══ DATA PROVIDED ══

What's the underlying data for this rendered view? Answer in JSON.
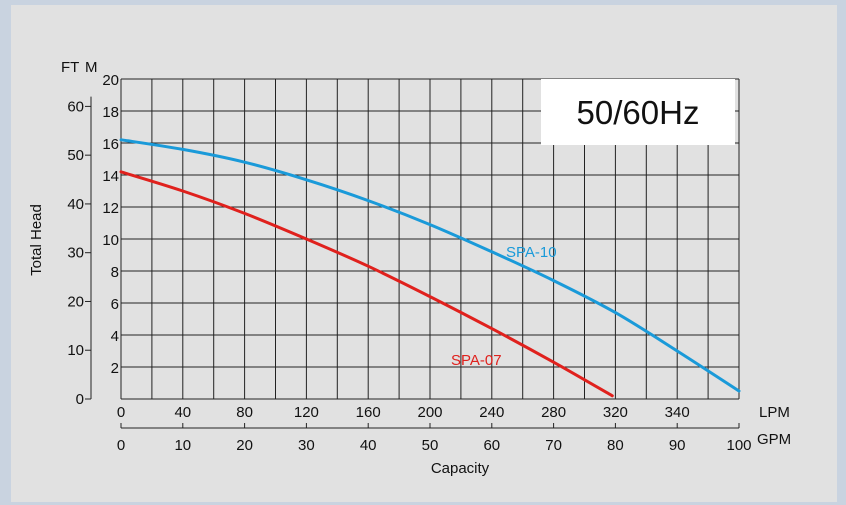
{
  "chart_data": {
    "type": "line",
    "badge": "50/60Hz",
    "ylabel": "Total Head",
    "xlabel": "Capacity",
    "left_unit": "FT",
    "right_unit": "M",
    "x_unit": "LPM",
    "x2_unit": "GPM",
    "ft_ticks": [
      "0",
      "10",
      "20",
      "30",
      "40",
      "50",
      "60"
    ],
    "m_ticks": [
      "2",
      "4",
      "6",
      "8",
      "10",
      "12",
      "14",
      "16",
      "18",
      "20"
    ],
    "lpm_ticks": [
      "0",
      "40",
      "80",
      "120",
      "160",
      "200",
      "240",
      "280",
      "320",
      "340"
    ],
    "gpm_ticks": [
      "0",
      "10",
      "20",
      "30",
      "40",
      "50",
      "60",
      "70",
      "80",
      "90",
      "100"
    ],
    "xlim_gpm": [
      0,
      100
    ],
    "ylim_m": [
      0,
      20
    ],
    "grid": true,
    "series": [
      {
        "name": "SPA-10",
        "color": "#1a9ad9",
        "x_gpm": [
          0,
          10,
          20,
          30,
          40,
          50,
          60,
          70,
          80,
          90,
          100
        ],
        "y_m": [
          16.2,
          15.6,
          14.8,
          13.7,
          12.4,
          10.9,
          9.2,
          7.4,
          5.4,
          3.0,
          0.5
        ]
      },
      {
        "name": "SPA-07",
        "color": "#e0211d",
        "x_gpm": [
          0,
          10,
          20,
          30,
          40,
          50,
          60,
          70,
          79.5
        ],
        "y_m": [
          14.2,
          13.0,
          11.6,
          10.0,
          8.3,
          6.4,
          4.4,
          2.3,
          0.2
        ]
      }
    ]
  }
}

═══

Quote the material word for word, dropping any images it holds.

:: ANSWER FOR THE TASK ::
What's the underlying data for this rendered view? Answer in JSON.
{
  "chart_data": {
    "type": "line",
    "badge": "50/60Hz",
    "ylabel": "Total Head",
    "xlabel": "Capacity",
    "left_unit": "FT",
    "right_unit": "M",
    "x_unit": "LPM",
    "x2_unit": "GPM",
    "ft_ticks": [
      "0",
      "10",
      "20",
      "30",
      "40",
      "50",
      "60"
    ],
    "m_ticks": [
      "2",
      "4",
      "6",
      "8",
      "10",
      "12",
      "14",
      "16",
      "18",
      "20"
    ],
    "lpm_ticks": [
      "0",
      "40",
      "80",
      "120",
      "160",
      "200",
      "240",
      "280",
      "320",
      "340"
    ],
    "gpm_ticks": [
      "0",
      "10",
      "20",
      "30",
      "40",
      "50",
      "60",
      "70",
      "80",
      "90",
      "100"
    ],
    "xlim_gpm": [
      0,
      100
    ],
    "ylim_m": [
      0,
      20
    ],
    "grid": true,
    "series": [
      {
        "name": "SPA-10",
        "color": "#1a9ad9",
        "x_gpm": [
          0,
          10,
          20,
          30,
          40,
          50,
          60,
          70,
          80,
          90,
          100
        ],
        "y_m": [
          16.2,
          15.6,
          14.8,
          13.7,
          12.4,
          10.9,
          9.2,
          7.4,
          5.4,
          3.0,
          0.5
        ]
      },
      {
        "name": "SPA-07",
        "color": "#e0211d",
        "x_gpm": [
          0,
          10,
          20,
          30,
          40,
          50,
          60,
          70,
          79.5
        ],
        "y_m": [
          14.2,
          13.0,
          11.6,
          10.0,
          8.3,
          6.4,
          4.4,
          2.3,
          0.2
        ]
      }
    ]
  }
}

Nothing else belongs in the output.